Exercise prompt: Look for the word "элементов" in each line and report the count of matching lines, with nothing added.

(Items listed in a dataset)
* * * * *

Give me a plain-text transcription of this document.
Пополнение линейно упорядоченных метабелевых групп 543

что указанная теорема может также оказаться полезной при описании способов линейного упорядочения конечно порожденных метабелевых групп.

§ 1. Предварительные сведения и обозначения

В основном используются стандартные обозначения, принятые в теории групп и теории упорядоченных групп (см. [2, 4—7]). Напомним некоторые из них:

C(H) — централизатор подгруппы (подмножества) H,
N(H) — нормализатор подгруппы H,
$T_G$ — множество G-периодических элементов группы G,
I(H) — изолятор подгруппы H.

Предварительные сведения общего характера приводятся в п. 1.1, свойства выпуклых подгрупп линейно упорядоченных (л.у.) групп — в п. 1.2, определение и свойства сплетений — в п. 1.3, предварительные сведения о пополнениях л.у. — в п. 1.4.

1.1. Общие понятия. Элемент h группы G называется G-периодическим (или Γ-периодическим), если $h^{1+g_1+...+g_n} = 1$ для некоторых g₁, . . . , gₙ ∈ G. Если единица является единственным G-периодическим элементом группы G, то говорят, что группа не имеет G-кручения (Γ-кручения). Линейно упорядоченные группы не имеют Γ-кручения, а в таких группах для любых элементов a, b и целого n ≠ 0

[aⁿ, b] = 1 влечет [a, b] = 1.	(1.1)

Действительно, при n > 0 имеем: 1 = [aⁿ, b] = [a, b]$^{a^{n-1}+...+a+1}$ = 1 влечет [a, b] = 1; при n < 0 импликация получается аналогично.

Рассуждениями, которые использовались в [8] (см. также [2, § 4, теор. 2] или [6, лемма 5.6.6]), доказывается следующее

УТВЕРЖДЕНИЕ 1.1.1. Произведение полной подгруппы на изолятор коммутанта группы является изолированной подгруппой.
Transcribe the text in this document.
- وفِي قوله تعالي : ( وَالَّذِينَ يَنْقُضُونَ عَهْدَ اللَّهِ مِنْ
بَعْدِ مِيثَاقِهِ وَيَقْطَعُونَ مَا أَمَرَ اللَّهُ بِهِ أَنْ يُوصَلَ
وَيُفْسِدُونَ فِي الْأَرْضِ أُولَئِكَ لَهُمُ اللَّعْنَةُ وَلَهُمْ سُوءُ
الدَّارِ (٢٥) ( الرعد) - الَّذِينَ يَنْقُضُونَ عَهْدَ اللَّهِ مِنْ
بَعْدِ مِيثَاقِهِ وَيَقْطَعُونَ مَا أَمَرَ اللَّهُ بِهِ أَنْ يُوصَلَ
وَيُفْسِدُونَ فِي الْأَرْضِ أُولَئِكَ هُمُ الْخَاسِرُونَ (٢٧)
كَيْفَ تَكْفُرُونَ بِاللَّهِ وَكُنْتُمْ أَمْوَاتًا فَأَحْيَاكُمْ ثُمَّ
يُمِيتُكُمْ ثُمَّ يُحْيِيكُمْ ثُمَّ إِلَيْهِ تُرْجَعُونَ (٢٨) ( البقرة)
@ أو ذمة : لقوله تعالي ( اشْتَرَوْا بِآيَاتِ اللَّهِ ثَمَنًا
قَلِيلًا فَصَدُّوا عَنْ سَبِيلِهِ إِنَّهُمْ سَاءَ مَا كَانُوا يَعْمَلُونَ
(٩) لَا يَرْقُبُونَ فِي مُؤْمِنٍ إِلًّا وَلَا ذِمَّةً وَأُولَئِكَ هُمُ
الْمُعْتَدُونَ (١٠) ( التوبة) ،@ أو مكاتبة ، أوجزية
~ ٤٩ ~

* * * * *

Written answer: 2